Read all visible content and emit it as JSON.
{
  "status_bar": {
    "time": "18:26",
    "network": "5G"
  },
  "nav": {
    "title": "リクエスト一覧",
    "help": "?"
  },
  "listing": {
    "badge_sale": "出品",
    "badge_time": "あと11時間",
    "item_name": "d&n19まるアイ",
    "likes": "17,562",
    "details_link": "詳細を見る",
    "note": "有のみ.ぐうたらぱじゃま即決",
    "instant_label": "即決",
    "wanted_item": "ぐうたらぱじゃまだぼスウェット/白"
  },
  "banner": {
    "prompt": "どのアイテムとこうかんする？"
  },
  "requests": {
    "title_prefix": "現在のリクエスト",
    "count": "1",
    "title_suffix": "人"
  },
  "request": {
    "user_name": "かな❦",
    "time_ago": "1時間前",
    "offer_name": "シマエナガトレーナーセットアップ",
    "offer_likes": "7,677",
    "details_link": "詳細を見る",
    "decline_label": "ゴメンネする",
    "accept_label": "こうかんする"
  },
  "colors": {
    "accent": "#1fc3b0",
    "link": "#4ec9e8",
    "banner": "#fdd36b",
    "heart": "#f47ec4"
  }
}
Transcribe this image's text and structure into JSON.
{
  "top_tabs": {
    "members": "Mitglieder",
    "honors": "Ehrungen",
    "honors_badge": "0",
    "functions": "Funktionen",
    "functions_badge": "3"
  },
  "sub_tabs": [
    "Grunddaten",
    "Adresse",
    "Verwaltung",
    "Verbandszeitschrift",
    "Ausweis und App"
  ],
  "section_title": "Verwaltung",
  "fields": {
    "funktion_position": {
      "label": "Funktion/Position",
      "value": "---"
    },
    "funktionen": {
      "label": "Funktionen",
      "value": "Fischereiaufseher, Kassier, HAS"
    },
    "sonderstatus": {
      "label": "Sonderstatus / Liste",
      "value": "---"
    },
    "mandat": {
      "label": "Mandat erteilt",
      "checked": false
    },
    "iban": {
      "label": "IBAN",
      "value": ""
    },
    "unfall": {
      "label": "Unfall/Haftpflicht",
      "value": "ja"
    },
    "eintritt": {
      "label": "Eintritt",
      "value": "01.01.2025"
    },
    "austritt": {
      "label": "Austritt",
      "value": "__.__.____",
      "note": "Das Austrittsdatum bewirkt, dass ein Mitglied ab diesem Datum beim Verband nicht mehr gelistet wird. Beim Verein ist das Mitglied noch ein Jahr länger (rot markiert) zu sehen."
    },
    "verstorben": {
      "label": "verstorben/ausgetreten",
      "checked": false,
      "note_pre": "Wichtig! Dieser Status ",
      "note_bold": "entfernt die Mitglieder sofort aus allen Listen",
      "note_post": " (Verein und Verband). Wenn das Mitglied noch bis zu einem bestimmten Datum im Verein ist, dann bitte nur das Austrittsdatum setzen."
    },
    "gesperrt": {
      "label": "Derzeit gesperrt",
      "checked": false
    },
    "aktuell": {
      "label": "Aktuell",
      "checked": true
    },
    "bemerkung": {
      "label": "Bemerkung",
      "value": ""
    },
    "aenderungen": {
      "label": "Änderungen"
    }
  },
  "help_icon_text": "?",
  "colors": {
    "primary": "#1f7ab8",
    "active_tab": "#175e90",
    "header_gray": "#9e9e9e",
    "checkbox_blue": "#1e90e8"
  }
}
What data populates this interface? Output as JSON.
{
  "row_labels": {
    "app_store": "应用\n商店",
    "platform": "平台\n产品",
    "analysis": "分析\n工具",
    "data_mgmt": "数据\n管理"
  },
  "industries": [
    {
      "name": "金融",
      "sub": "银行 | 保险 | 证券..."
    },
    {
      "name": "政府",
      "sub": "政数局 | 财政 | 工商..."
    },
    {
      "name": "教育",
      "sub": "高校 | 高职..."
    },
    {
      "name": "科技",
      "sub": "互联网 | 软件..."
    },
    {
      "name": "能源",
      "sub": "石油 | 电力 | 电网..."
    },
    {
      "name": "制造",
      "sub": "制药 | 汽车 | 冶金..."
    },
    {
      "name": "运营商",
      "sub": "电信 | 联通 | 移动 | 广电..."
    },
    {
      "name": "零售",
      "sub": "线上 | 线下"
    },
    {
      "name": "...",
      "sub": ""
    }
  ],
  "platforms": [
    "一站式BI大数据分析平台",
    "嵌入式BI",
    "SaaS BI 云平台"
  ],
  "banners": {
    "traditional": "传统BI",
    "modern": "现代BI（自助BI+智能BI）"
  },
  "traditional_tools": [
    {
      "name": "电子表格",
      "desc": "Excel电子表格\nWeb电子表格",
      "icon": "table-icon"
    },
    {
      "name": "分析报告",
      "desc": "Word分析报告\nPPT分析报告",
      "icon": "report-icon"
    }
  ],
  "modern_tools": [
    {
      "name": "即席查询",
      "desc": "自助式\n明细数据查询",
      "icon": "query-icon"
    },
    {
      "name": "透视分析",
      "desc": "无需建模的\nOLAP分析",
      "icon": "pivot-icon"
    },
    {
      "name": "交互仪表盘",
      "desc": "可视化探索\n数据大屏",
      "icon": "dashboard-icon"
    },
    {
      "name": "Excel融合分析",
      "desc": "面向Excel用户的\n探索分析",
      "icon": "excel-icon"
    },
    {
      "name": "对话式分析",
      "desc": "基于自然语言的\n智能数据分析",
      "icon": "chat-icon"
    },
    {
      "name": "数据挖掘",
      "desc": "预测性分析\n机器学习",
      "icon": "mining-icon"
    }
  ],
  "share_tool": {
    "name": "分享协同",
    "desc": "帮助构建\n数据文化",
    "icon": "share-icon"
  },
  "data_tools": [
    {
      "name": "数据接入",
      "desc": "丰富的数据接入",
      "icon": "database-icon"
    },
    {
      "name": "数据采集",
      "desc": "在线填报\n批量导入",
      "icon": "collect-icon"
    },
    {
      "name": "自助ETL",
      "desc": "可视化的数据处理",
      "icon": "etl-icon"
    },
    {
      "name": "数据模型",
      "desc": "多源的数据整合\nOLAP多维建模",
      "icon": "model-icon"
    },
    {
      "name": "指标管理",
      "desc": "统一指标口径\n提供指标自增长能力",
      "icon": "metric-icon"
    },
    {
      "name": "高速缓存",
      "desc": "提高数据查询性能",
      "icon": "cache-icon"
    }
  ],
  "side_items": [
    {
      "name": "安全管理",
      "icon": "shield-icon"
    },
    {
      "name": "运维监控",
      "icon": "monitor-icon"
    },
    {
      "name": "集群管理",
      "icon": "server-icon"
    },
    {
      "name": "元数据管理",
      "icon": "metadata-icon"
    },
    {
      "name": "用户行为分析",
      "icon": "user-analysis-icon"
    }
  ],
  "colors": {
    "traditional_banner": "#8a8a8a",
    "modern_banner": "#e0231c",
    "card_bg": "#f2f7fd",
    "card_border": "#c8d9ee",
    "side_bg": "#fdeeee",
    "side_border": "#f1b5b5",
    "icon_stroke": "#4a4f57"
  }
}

● **JOB**
Repeat the data above exactly.

● **SOLUTION FOR THIS EXERCISE**
Read all visible content and emit it as JSON.
{
  "status_bar": {
    "time": "18:26",
    "network": "5G"
  },
  "nav": {
    "title": "リクエスト一覧",
    "help": "?"
  },
  "listing": {
    "badge_sale": "出品",
    "badge_time": "あと11時間",
    "item_name": "d&n19まるアイ",
    "likes": "17,562",
    "details_link": "詳細を見る",
    "note": "有のみ.ぐうたらぱじゃま即決",
    "instant_label": "即決",
    "wanted_item": "ぐうたらぱじゃまだぼスウェット/白"
  },
  "banner": {
    "prompt": "どのアイテムとこうかんする？"
  },
  "requests": {
    "title_prefix": "現在のリクエスト",
    "count": "1",
    "title_suffix": "人"
  },
  "request": {
    "user_name": "かな❦",
    "time_ago": "1時間前",
    "offer_name": "シマエナガトレーナーセットアップ",
    "offer_likes": "7,677",
    "details_link": "詳細を見る",
    "decline_label": "ゴメンネする",
    "accept_label": "こうかんする"
  },
  "colors": {
    "accent": "#1fc3b0",
    "link": "#4ec9e8",
    "banner": "#fdd36b",
    "heart": "#f47ec4"
  }
}
Transcribe this image's text and structure into JSON.
{
  "top_tabs": {
    "members": "Mitglieder",
    "honors": "Ehrungen",
    "honors_badge": "0",
    "functions": "Funktionen",
    "functions_badge": "3"
  },
  "sub_tabs": [
    "Grunddaten",
    "Adresse",
    "Verwaltung",
    "Verbandszeitschrift",
    "Ausweis und App"
  ],
  "section_title": "Verwaltung",
  "fields": {
    "funktion_position": {
      "label": "Funktion/Position",
      "value": "---"
    },
    "funktionen": {
      "label": "Funktionen",
      "value": "Fischereiaufseher, Kassier, HAS"
    },
    "sonderstatus": {
      "label": "Sonderstatus / Liste",
      "value": "---"
    },
    "mandat": {
      "label": "Mandat erteilt",
      "checked": false
    },
    "iban": {
      "label": "IBAN",
      "value": ""
    },
    "unfall": {
      "label": "Unfall/Haftpflicht",
      "value": "ja"
    },
    "eintritt": {
      "label": "Eintritt",
      "value": "01.01.2025"
    },
    "austritt": {
      "label": "Austritt",
      "value": "__.__.____",
      "note": "Das Austrittsdatum bewirkt, dass ein Mitglied ab diesem Datum beim Verband nicht mehr gelistet wird. Beim Verein ist das Mitglied noch ein Jahr länger (rot markiert) zu sehen."
    },
    "verstorben": {
      "label": "verstorben/ausgetreten",
      "checked": false,
      "note_pre": "Wichtig! Dieser Status ",
      "note_bold": "entfernt die Mitglieder sofort aus allen Listen",
      "note_post": " (Verein und Verband). Wenn das Mitglied noch bis zu einem bestimmten Datum im Verein ist, dann bitte nur das Austrittsdatum setzen."
    },
    "gesperrt": {
      "label": "Derzeit gesperrt",
      "checked": false
    },
    "aktuell": {
      "label": "Aktuell",
      "checked": true
    },
    "bemerkung": {
      "label": "Bemerkung",
      "value": ""
    },
    "aenderungen": {
      "label": "Änderungen"
    }
  },
  "help_icon_text": "?",
  "colors": {
    "primary": "#1f7ab8",
    "active_tab": "#175e90",
    "header_gray": "#9e9e9e",
    "checkbox_blue": "#1e90e8"
  }
}
What data populates this interface? Output as JSON.
{
  "row_labels": {
    "app_store": "应用\n商店",
    "platform": "平台\n产品",
    "analysis": "分析\n工具",
    "data_mgmt": "数据\n管理"
  },
  "industries": [
    {
      "name": "金融",
      "sub": "银行 | 保险 | 证券..."
    },
    {
      "name": "政府",
      "sub": "政数局 | 财政 | 工商..."
    },
    {
      "name": "教育",
      "sub": "高校 | 高职..."
    },
    {
      "name": "科技",
      "sub": "互联网 | 软件..."
    },
    {
      "name": "能源",
      "sub": "石油 | 电力 | 电网..."
    },
    {
      "name": "制造",
      "sub": "制药 | 汽车 | 冶金..."
    },
    {
      "name": "运营商",
      "sub": "电信 | 联通 | 移动 | 广电..."
    },
    {
      "name": "零售",
      "sub": "线上 | 线下"
    },
    {
      "name": "...",
      "sub": ""
    }
  ],
  "platforms": [
    "一站式BI大数据分析平台",
    "嵌入式BI",
    "SaaS BI 云平台"
  ],
  "banners": {
    "traditional": "传统BI",
    "modern": "现代BI（自助BI+智能BI）"
  },
  "traditional_tools": [
    {
      "name": "电子表格",
      "desc": "Excel电子表格\nWeb电子表格",
      "icon": "table-icon"
    },
    {
      "name": "分析报告",
      "desc": "Word分析报告\nPPT分析报告",
      "icon": "report-icon"
    }
  ],
  "modern_tools": [
    {
      "name": "即席查询",
      "desc": "自助式\n明细数据查询",
      "icon": "query-icon"
    },
    {
      "name": "透视分析",
      "desc": "无需建模的\nOLAP分析",
      "icon": "pivot-icon"
    },
    {
      "name": "交互仪表盘",
      "desc": "可视化探索\n数据大屏",
      "icon": "dashboard-icon"
    },
    {
      "name": "Excel融合分析",
      "desc": "面向Excel用户的\n探索分析",
      "icon": "excel-icon"
    },
    {
      "name": "对话式分析",
      "desc": "基于自然语言的\n智能数据分析",
      "icon": "chat-icon"
    },
    {
      "name": "数据挖掘",
      "desc": "预测性分析\n机器学习",
      "icon": "mining-icon"
    }
  ],
  "share_tool": {
    "name": "分享协同",
    "desc": "帮助构建\n数据文化",
    "icon": "share-icon"
  },
  "data_tools": [
    {
      "name": "数据接入",
      "desc": "丰富的数据接入",
      "icon": "database-icon"
    },
    {
      "name": "数据采集",
      "desc": "在线填报\n批量导入",
      "icon": "collect-icon"
    },
    {
      "name": "自助ETL",
      "desc": "可视化的数据处理",
      "icon": "etl-icon"
    },
    {
      "name": "数据模型",
      "desc": "多源的数据整合\nOLAP多维建模",
      "icon": "model-icon"
    },
    {
      "name": "指标管理",
      "desc": "统一指标口径\n提供指标自增长能力",
      "icon": "metric-icon"
    },
    {
      "name": "高速缓存",
      "desc": "提高数据查询性能",
      "icon": "cache-icon"
    }
  ],
  "side_items": [
    {
      "name": "安全管理",
      "icon": "shield-icon"
    },
    {
      "name": "运维监控",
      "icon": "monitor-icon"
    },
    {
      "name": "集群管理",
      "icon": "server-icon"
    },
    {
      "name": "元数据管理",
      "icon": "metadata-icon"
    },
    {
      "name": "用户行为分析",
      "icon": "user-analysis-icon"
    }
  ],
  "colors": {
    "traditional_banner": "#8a8a8a",
    "modern_banner": "#e0231c",
    "card_bg": "#f2f7fd",
    "card_border": "#c8d9ee",
    "side_bg": "#fdeeee",
    "side_border": "#f1b5b5",
    "icon_stroke": "#4a4f57"
  }
}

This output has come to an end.